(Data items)
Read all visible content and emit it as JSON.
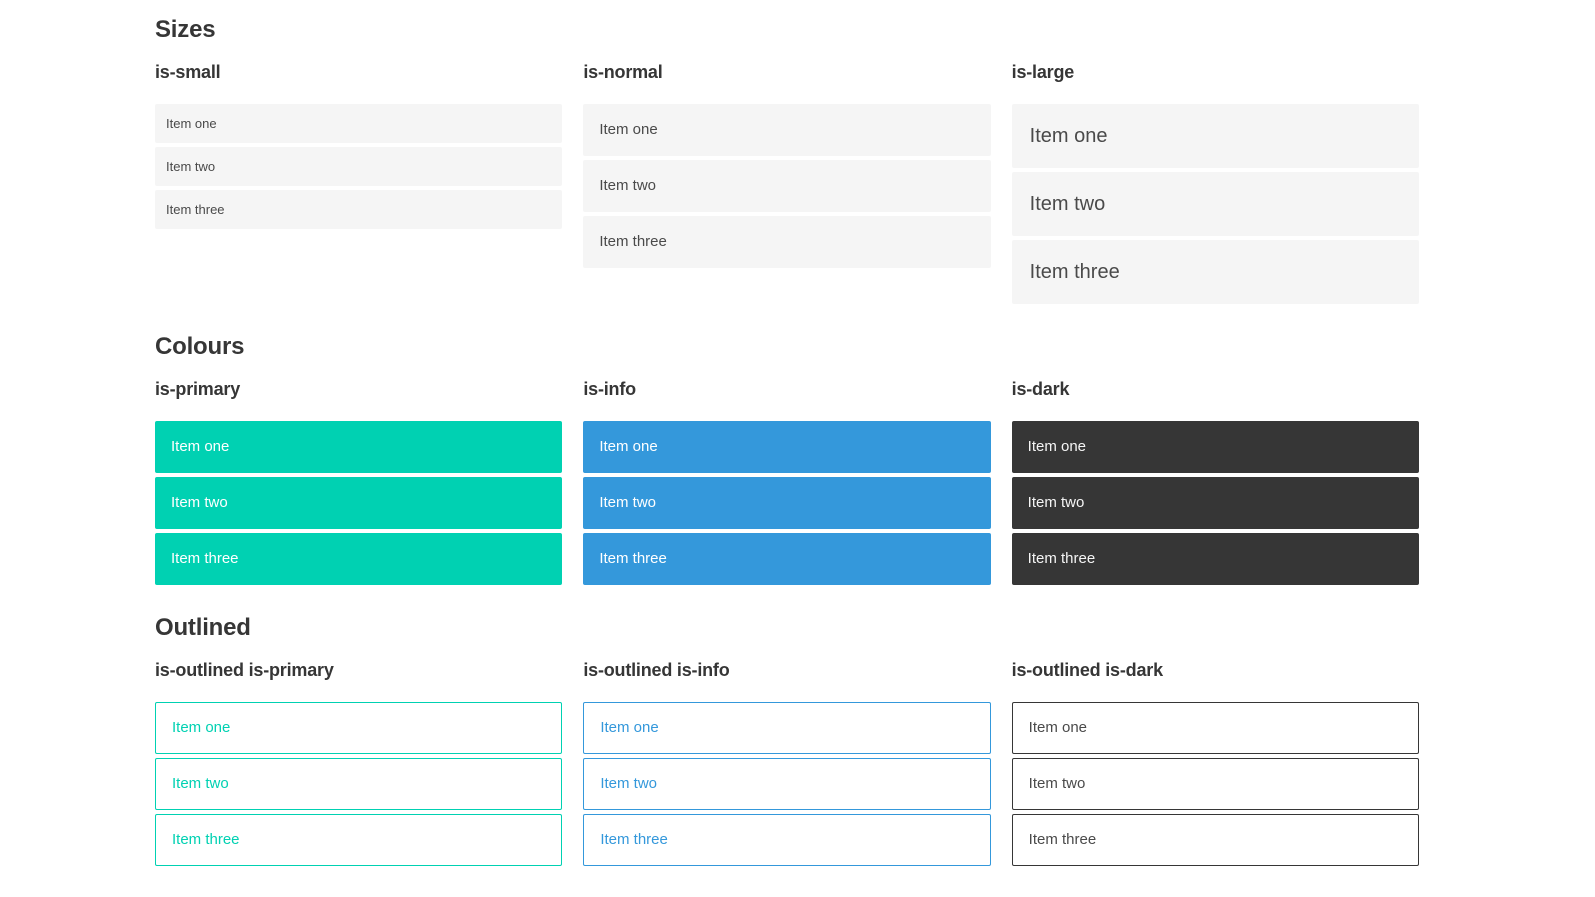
{
  "colors": {
    "primary": "#00d1b2",
    "info": "#3498db",
    "dark": "#363636",
    "item_background": "#f5f5f5",
    "heading_text": "#363636",
    "item_text": "#4a4a4a",
    "page_background": "#ffffff"
  },
  "sections": [
    {
      "title": "Sizes",
      "groups": [
        {
          "label": "is-small",
          "items": [
            "Item one",
            "Item two",
            "Item three"
          ]
        },
        {
          "label": "is-normal",
          "items": [
            "Item one",
            "Item two",
            "Item three"
          ]
        },
        {
          "label": "is-large",
          "items": [
            "Item one",
            "Item two",
            "Item three"
          ]
        }
      ]
    },
    {
      "title": "Colours",
      "groups": [
        {
          "label": "is-primary",
          "items": [
            "Item one",
            "Item two",
            "Item three"
          ]
        },
        {
          "label": "is-info",
          "items": [
            "Item one",
            "Item two",
            "Item three"
          ]
        },
        {
          "label": "is-dark",
          "items": [
            "Item one",
            "Item two",
            "Item three"
          ]
        }
      ]
    },
    {
      "title": "Outlined",
      "groups": [
        {
          "label": "is-outlined is-primary",
          "items": [
            "Item one",
            "Item two",
            "Item three"
          ]
        },
        {
          "label": "is-outlined is-info",
          "items": [
            "Item one",
            "Item two",
            "Item three"
          ]
        },
        {
          "label": "is-outlined is-dark",
          "items": [
            "Item one",
            "Item two",
            "Item three"
          ]
        }
      ]
    }
  ]
}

» Task to carry out: Gather and copy every line of the data in which the string "dark" is found.

» Finished answer:
    "dark": "#363636",
          "label": "is-dark",
          "label": "is-outlined is-dark",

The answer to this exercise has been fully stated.